__Exercise requirements__
Note each line of the listing that contains the string "Food", and copy it.

** START OF Listed records **

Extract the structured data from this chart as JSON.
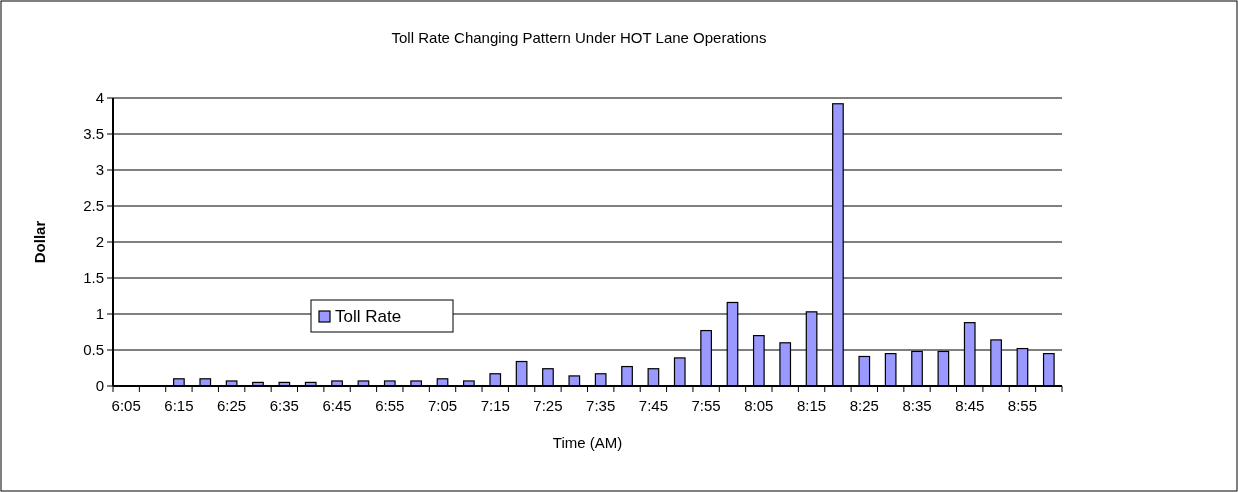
{
  "chart_data": {
    "type": "bar",
    "title": "Toll Rate Changing Pattern Under HOT Lane Operations",
    "xlabel": "Time (AM)",
    "ylabel": "Dollar",
    "categories": [
      "6:05",
      null,
      "6:15",
      null,
      "6:25",
      null,
      "6:35",
      null,
      "6:45",
      null,
      "6:55",
      null,
      "7:05",
      null,
      "7:15",
      null,
      "7:25",
      null,
      "7:35",
      null,
      "7:45",
      null,
      "7:55",
      null,
      "8:05",
      null,
      "8:15",
      null,
      "8:25",
      null,
      "8:35",
      null,
      "8:45",
      null,
      "8:55",
      null
    ],
    "series": [
      {
        "name": "Toll Rate",
        "color": "#9999ff",
        "values": [
          null,
          null,
          0.1,
          0.1,
          0.07,
          0.05,
          0.05,
          0.05,
          0.07,
          0.07,
          0.07,
          0.07,
          0.1,
          0.07,
          0.17,
          0.34,
          0.24,
          0.14,
          0.17,
          0.27,
          0.24,
          0.39,
          0.77,
          1.16,
          0.7,
          0.6,
          1.03,
          3.92,
          0.41,
          0.45,
          0.48,
          0.48,
          0.88,
          0.64,
          0.52,
          0.45
        ]
      }
    ],
    "ylim": [
      0,
      4
    ],
    "yticks": [
      0,
      0.5,
      1,
      1.5,
      2,
      2.5,
      3,
      3.5,
      4
    ],
    "grid": "y",
    "legend": "left"
  }
}
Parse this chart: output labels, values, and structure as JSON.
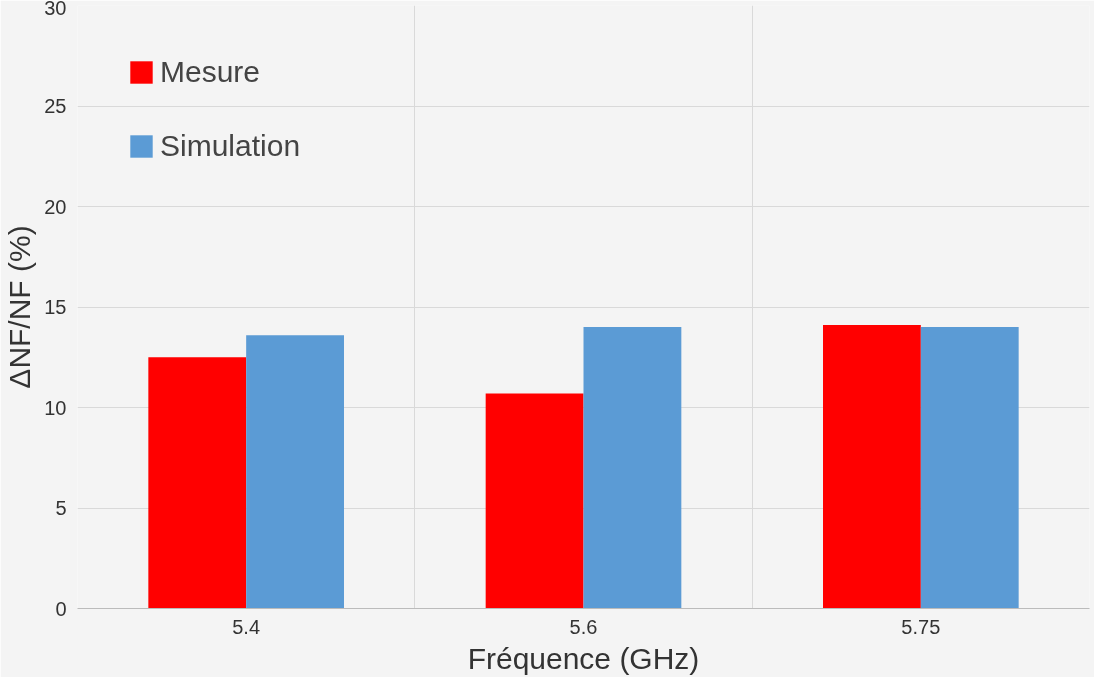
{
  "chart_data": {
    "type": "bar",
    "xlabel": "Fréquence (GHz)",
    "ylabel": "ΔNF/NF (%)",
    "categories": [
      "5.4",
      "5.6",
      "5.75"
    ],
    "series": [
      {
        "name": "Mesure",
        "color": "#ff0000",
        "values": [
          12.5,
          10.7,
          14.1
        ]
      },
      {
        "name": "Simulation",
        "color": "#5b9bd5",
        "values": [
          13.6,
          14.0,
          14.0
        ]
      }
    ],
    "ylim": [
      0,
      30
    ],
    "yticks": [
      0,
      5,
      10,
      15,
      20,
      25,
      30
    ],
    "grid": true,
    "legend": "top left"
  }
}
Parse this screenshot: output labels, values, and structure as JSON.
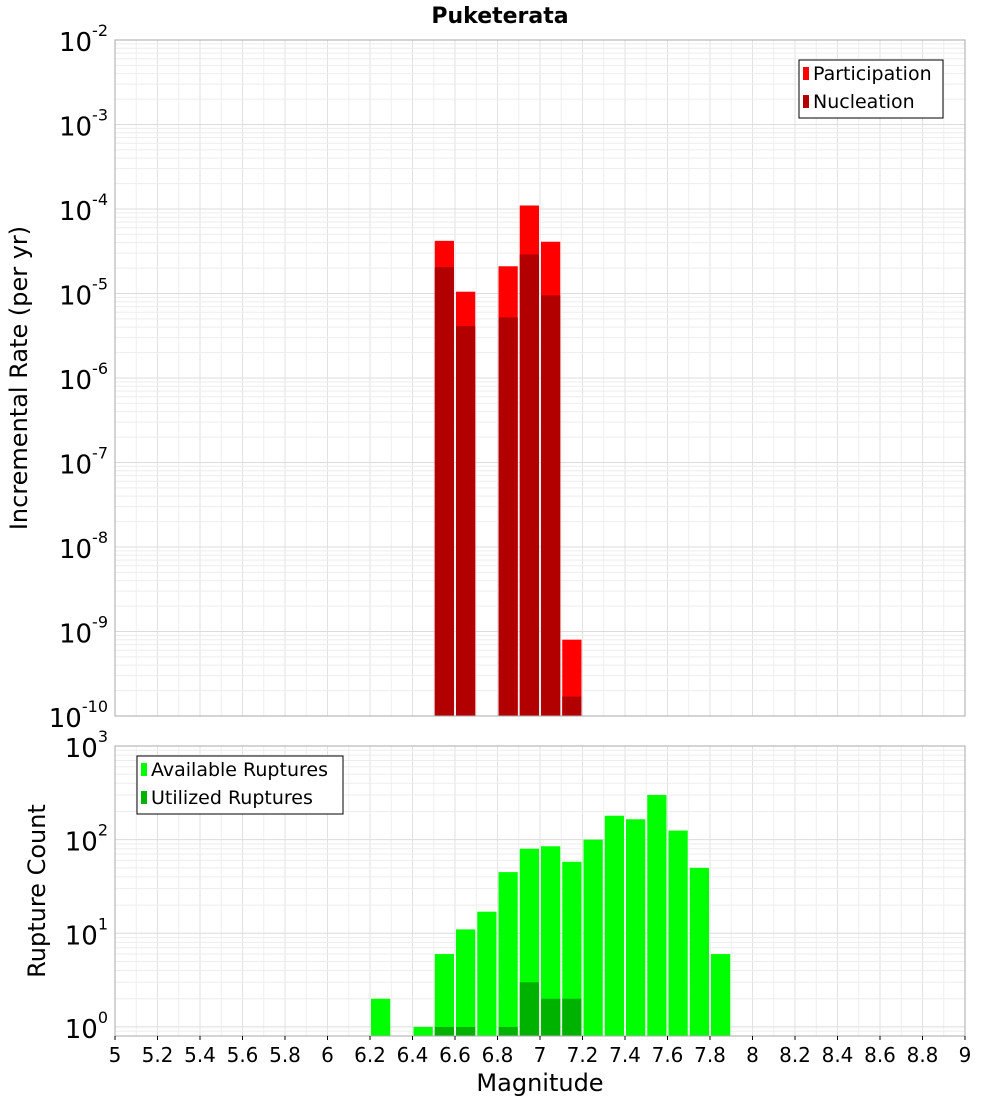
{
  "chart_data": [
    {
      "type": "bar",
      "title": "Puketerata",
      "xlabel": "",
      "ylabel": "Incremental Rate (per yr)",
      "yscale": "log",
      "ylim": [
        1e-10,
        0.01
      ],
      "xlim": [
        5,
        9
      ],
      "y_ticks": [
        {
          "base": "10",
          "exp": "-10",
          "value": 1e-10
        },
        {
          "base": "10",
          "exp": "-9",
          "value": 1e-09
        },
        {
          "base": "10",
          "exp": "-8",
          "value": 1e-08
        },
        {
          "base": "10",
          "exp": "-7",
          "value": 1e-07
        },
        {
          "base": "10",
          "exp": "-6",
          "value": 1e-06
        },
        {
          "base": "10",
          "exp": "-5",
          "value": 1e-05
        },
        {
          "base": "10",
          "exp": "-4",
          "value": 0.0001
        },
        {
          "base": "10",
          "exp": "-3",
          "value": 0.001
        },
        {
          "base": "10",
          "exp": "-2",
          "value": 0.01
        }
      ],
      "bin_width": 0.1,
      "grid": true,
      "legend_position": "top-right",
      "series": [
        {
          "name": "Participation",
          "color": "#ff0000",
          "points": [
            {
              "x": 6.55,
              "y": 4.2e-05
            },
            {
              "x": 6.65,
              "y": 1.05e-05
            },
            {
              "x": 6.85,
              "y": 2.1e-05
            },
            {
              "x": 6.95,
              "y": 0.00011
            },
            {
              "x": 7.05,
              "y": 4.1e-05
            },
            {
              "x": 7.15,
              "y": 8e-10
            }
          ]
        },
        {
          "name": "Nucleation",
          "color": "#b20000",
          "points": [
            {
              "x": 6.55,
              "y": 2.05e-05
            },
            {
              "x": 6.65,
              "y": 4.1e-06
            },
            {
              "x": 6.85,
              "y": 5.2e-06
            },
            {
              "x": 6.95,
              "y": 2.9e-05
            },
            {
              "x": 7.05,
              "y": 9.5e-06
            },
            {
              "x": 7.15,
              "y": 1.7e-10
            }
          ]
        }
      ]
    },
    {
      "type": "bar",
      "title": "",
      "xlabel": "Magnitude",
      "ylabel": "Rupture Count",
      "yscale": "log",
      "ylim": [
        0.8,
        1000
      ],
      "xlim": [
        5,
        9
      ],
      "y_ticks": [
        {
          "base": "10",
          "exp": "0",
          "value": 1
        },
        {
          "base": "10",
          "exp": "1",
          "value": 10
        },
        {
          "base": "10",
          "exp": "2",
          "value": 100
        },
        {
          "base": "10",
          "exp": "3",
          "value": 1000
        }
      ],
      "x_ticks": [
        "5",
        "5.2",
        "5.4",
        "5.6",
        "5.8",
        "6",
        "6.2",
        "6.4",
        "6.6",
        "6.8",
        "7",
        "7.2",
        "7.4",
        "7.6",
        "7.8",
        "8",
        "8.2",
        "8.4",
        "8.6",
        "8.8",
        "9"
      ],
      "bin_width": 0.1,
      "grid": true,
      "legend_position": "top-left",
      "series": [
        {
          "name": "Available Ruptures",
          "color": "#00ff00",
          "points": [
            {
              "x": 6.25,
              "y": 2
            },
            {
              "x": 6.45,
              "y": 1
            },
            {
              "x": 6.55,
              "y": 6
            },
            {
              "x": 6.65,
              "y": 11
            },
            {
              "x": 6.75,
              "y": 17
            },
            {
              "x": 6.85,
              "y": 45
            },
            {
              "x": 6.95,
              "y": 80
            },
            {
              "x": 7.05,
              "y": 85
            },
            {
              "x": 7.15,
              "y": 58
            },
            {
              "x": 7.25,
              "y": 100
            },
            {
              "x": 7.35,
              "y": 180
            },
            {
              "x": 7.45,
              "y": 165
            },
            {
              "x": 7.55,
              "y": 300
            },
            {
              "x": 7.65,
              "y": 125
            },
            {
              "x": 7.75,
              "y": 50
            },
            {
              "x": 7.85,
              "y": 6
            }
          ]
        },
        {
          "name": "Utilized Ruptures",
          "color": "#00b200",
          "points": [
            {
              "x": 6.55,
              "y": 1
            },
            {
              "x": 6.65,
              "y": 1
            },
            {
              "x": 6.85,
              "y": 1
            },
            {
              "x": 6.95,
              "y": 3
            },
            {
              "x": 7.05,
              "y": 2
            },
            {
              "x": 7.15,
              "y": 2
            }
          ]
        }
      ]
    }
  ]
}
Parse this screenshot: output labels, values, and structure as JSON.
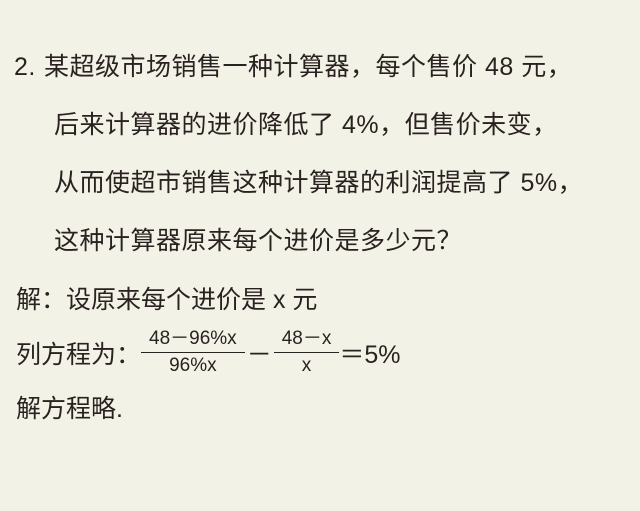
{
  "text_color": "#2a2220",
  "background_color": "#f2f2e6",
  "font_family": "Microsoft YaHei",
  "problem": {
    "number": "2.",
    "line1": "某超级市场销售一种计算器，每个售价 48 元，",
    "line2": "后来计算器的进价降低了 4%，但售价未变，",
    "line3": "从而使超市销售这种计算器的利润提高了 5%，",
    "line4": "这种计算器原来每个进价是多少元？"
  },
  "solution": {
    "intro_label": "解：",
    "intro_text": "设原来每个进价是 x 元",
    "eq_label": "列方程为：",
    "frac1_num": "48－96%x",
    "frac1_den": "96%x",
    "minus": "－",
    "frac2_num": "48－x",
    "frac2_den": "x",
    "equals_rhs": "＝5%",
    "final": "解方程略."
  }
}
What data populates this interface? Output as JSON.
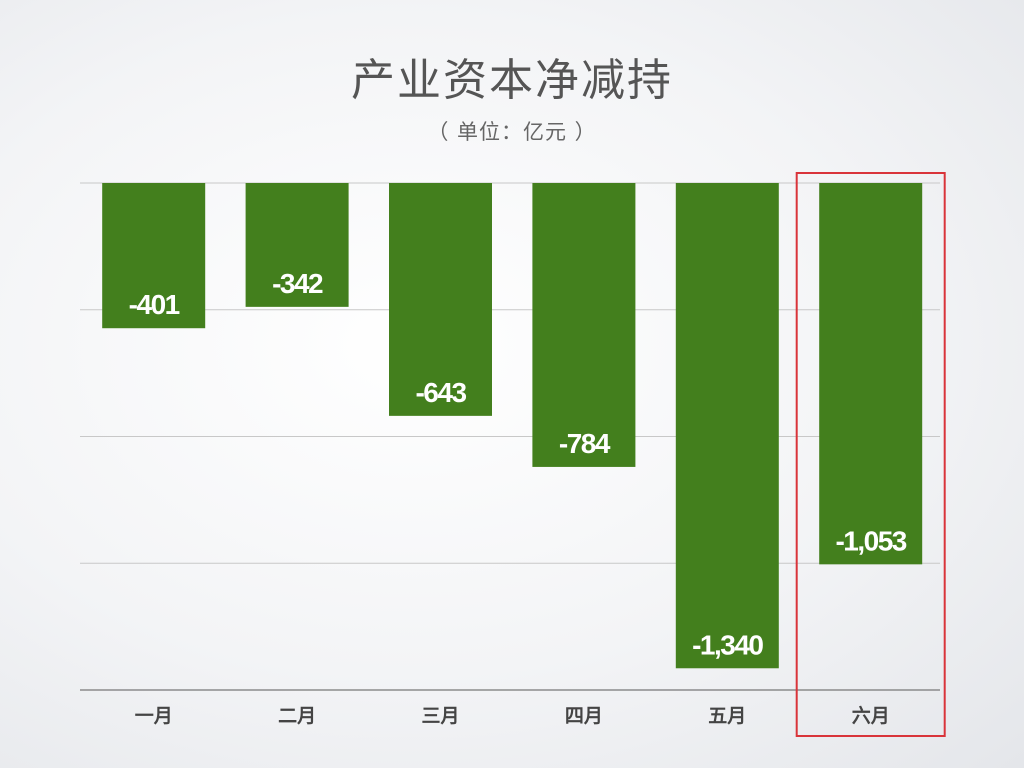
{
  "chart_data": {
    "type": "bar",
    "title": "产业资本净减持",
    "subtitle": "（ 单位：亿元 ）",
    "categories": [
      "一月",
      "二月",
      "三月",
      "四月",
      "五月",
      "六月"
    ],
    "values": [
      -401,
      -342,
      -643,
      -784,
      -1340,
      -1053
    ],
    "value_labels": [
      "-401",
      "-342",
      "-643",
      "-784",
      "-1,340",
      "-1,053"
    ],
    "ylim": [
      -1400,
      0
    ],
    "gridlines": [
      0,
      -350,
      -700,
      -1050,
      -1400
    ],
    "grid": true,
    "legend": "none",
    "highlighted_category": "六月",
    "colors": {
      "bar": "#437f1d",
      "highlight_box": "#d9343a",
      "gridline": "#c8c8c8",
      "baseline": "#777777"
    }
  }
}
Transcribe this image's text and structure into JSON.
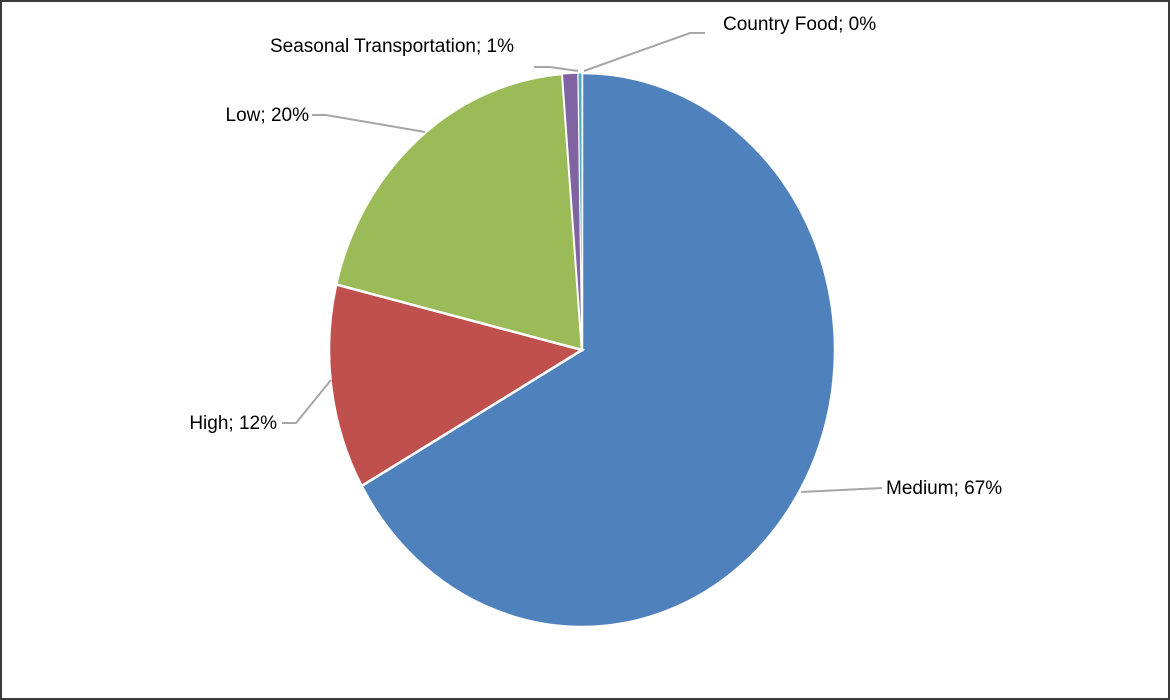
{
  "chart_data": {
    "type": "pie",
    "title": "",
    "label_format": "{name}; {pct}%",
    "slices": [
      {
        "name": "Medium",
        "value": 67,
        "label": "Medium; 67%",
        "color": "#4F81BD"
      },
      {
        "name": "High",
        "value": 12,
        "label": "High; 12%",
        "color": "#C0504D"
      },
      {
        "name": "Low",
        "value": 20,
        "label": "Low; 20%",
        "color": "#9BBB59"
      },
      {
        "name": "Seasonal Transportation",
        "value": 1,
        "label": "Seasonal Transportation; 1%",
        "color": "#8064A2"
      },
      {
        "name": "Country Food",
        "value": 0,
        "label": "Country Food; 0%",
        "color": "#4BACC6"
      }
    ],
    "start_angle_deg": 0,
    "direction": "clockwise",
    "legend": "none (data labels with leader lines)"
  }
}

** END OF Listed records **

__Solution to the problem__
        "name": "Country Food",
        "label": "Country Food; 0%",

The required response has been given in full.